EXERCISE AIM: Restate the whole of the material. Keep every word, and drop the pictures.

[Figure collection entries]
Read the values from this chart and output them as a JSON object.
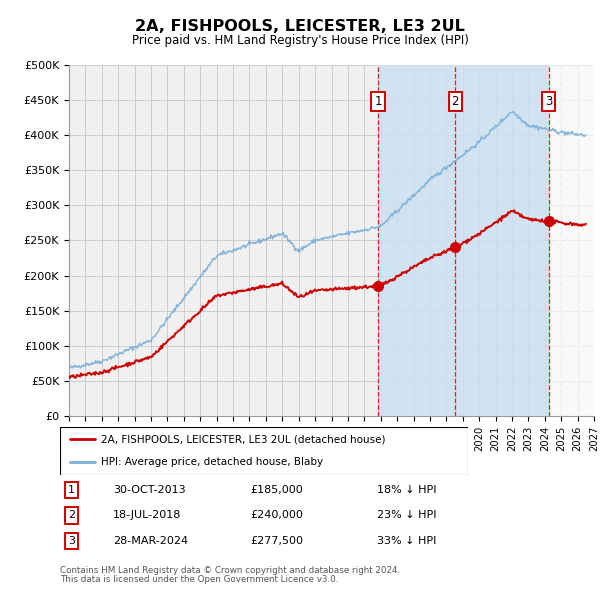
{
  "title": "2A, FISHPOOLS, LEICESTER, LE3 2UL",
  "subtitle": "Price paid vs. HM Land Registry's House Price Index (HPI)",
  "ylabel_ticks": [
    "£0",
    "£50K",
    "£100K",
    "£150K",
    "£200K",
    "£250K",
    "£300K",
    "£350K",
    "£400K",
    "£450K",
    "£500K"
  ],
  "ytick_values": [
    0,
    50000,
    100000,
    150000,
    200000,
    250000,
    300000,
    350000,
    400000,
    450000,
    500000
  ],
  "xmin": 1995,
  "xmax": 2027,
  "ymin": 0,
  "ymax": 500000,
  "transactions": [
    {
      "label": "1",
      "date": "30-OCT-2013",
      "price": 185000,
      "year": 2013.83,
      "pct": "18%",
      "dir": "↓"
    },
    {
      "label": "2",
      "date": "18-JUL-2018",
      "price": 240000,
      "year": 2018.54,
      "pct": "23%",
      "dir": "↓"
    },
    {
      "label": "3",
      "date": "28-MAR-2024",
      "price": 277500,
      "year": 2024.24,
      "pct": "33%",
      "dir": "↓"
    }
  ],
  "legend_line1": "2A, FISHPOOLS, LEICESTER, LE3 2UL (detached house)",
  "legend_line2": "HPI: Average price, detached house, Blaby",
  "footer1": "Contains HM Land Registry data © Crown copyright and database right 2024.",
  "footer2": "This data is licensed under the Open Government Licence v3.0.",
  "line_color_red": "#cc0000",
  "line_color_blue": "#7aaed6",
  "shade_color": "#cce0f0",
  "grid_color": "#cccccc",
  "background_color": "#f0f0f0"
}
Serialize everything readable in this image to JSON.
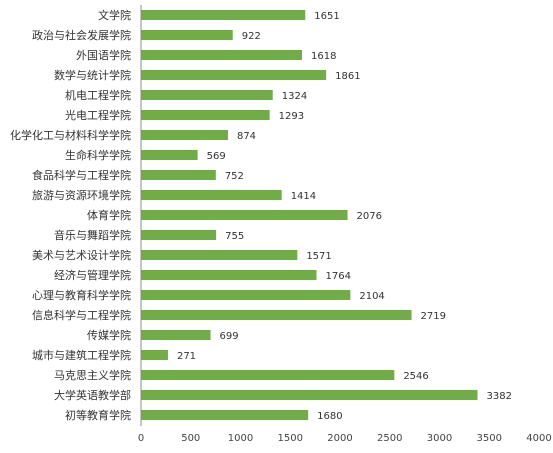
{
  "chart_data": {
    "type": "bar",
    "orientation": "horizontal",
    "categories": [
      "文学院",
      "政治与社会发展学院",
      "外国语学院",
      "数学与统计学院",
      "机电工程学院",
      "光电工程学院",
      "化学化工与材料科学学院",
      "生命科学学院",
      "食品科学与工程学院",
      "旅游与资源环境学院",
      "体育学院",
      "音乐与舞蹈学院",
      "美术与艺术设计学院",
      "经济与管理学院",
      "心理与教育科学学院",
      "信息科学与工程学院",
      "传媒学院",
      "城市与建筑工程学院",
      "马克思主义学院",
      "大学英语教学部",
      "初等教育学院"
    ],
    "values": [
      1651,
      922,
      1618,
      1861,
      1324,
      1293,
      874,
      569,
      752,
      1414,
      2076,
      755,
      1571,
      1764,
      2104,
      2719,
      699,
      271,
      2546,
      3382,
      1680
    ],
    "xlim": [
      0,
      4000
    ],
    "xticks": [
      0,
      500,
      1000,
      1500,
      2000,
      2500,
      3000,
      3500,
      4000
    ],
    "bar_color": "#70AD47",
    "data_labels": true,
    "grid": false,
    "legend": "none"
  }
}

ANSWER FOR THIS EXERCISE:
Read the values from this chart and output them as a JSON object.
{
  "title": "2A, FISHPOOLS, LEICESTER, LE3 2UL",
  "subtitle": "Price paid vs. HM Land Registry's House Price Index (HPI)",
  "ylabel_ticks": [
    "£0",
    "£50K",
    "£100K",
    "£150K",
    "£200K",
    "£250K",
    "£300K",
    "£350K",
    "£400K",
    "£450K",
    "£500K"
  ],
  "ytick_values": [
    0,
    50000,
    100000,
    150000,
    200000,
    250000,
    300000,
    350000,
    400000,
    450000,
    500000
  ],
  "xmin": 1995,
  "xmax": 2027,
  "ymin": 0,
  "ymax": 500000,
  "transactions": [
    {
      "label": "1",
      "date": "30-OCT-2013",
      "price": 185000,
      "year": 2013.83,
      "pct": "18%",
      "dir": "↓"
    },
    {
      "label": "2",
      "date": "18-JUL-2018",
      "price": 240000,
      "year": 2018.54,
      "pct": "23%",
      "dir": "↓"
    },
    {
      "label": "3",
      "date": "28-MAR-2024",
      "price": 277500,
      "year": 2024.24,
      "pct": "33%",
      "dir": "↓"
    }
  ],
  "legend_line1": "2A, FISHPOOLS, LEICESTER, LE3 2UL (detached house)",
  "legend_line2": "HPI: Average price, detached house, Blaby",
  "footer1": "Contains HM Land Registry data © Crown copyright and database right 2024.",
  "footer2": "This data is licensed under the Open Government Licence v3.0.",
  "line_color_red": "#cc0000",
  "line_color_blue": "#7aaed6",
  "shade_color": "#cce0f0",
  "grid_color": "#cccccc",
  "background_color": "#f0f0f0"
}
Serialize everything readable in this image to JSON.
{
  "chart_data": {
    "type": "bar",
    "orientation": "horizontal",
    "categories": [
      "文学院",
      "政治与社会发展学院",
      "外国语学院",
      "数学与统计学院",
      "机电工程学院",
      "光电工程学院",
      "化学化工与材料科学学院",
      "生命科学学院",
      "食品科学与工程学院",
      "旅游与资源环境学院",
      "体育学院",
      "音乐与舞蹈学院",
      "美术与艺术设计学院",
      "经济与管理学院",
      "心理与教育科学学院",
      "信息科学与工程学院",
      "传媒学院",
      "城市与建筑工程学院",
      "马克思主义学院",
      "大学英语教学部",
      "初等教育学院"
    ],
    "values": [
      1651,
      922,
      1618,
      1861,
      1324,
      1293,
      874,
      569,
      752,
      1414,
      2076,
      755,
      1571,
      1764,
      2104,
      2719,
      699,
      271,
      2546,
      3382,
      1680
    ],
    "xlim": [
      0,
      4000
    ],
    "xticks": [
      0,
      500,
      1000,
      1500,
      2000,
      2500,
      3000,
      3500,
      4000
    ],
    "bar_color": "#70AD47",
    "data_labels": true,
    "grid": false,
    "legend": "none"
  }
}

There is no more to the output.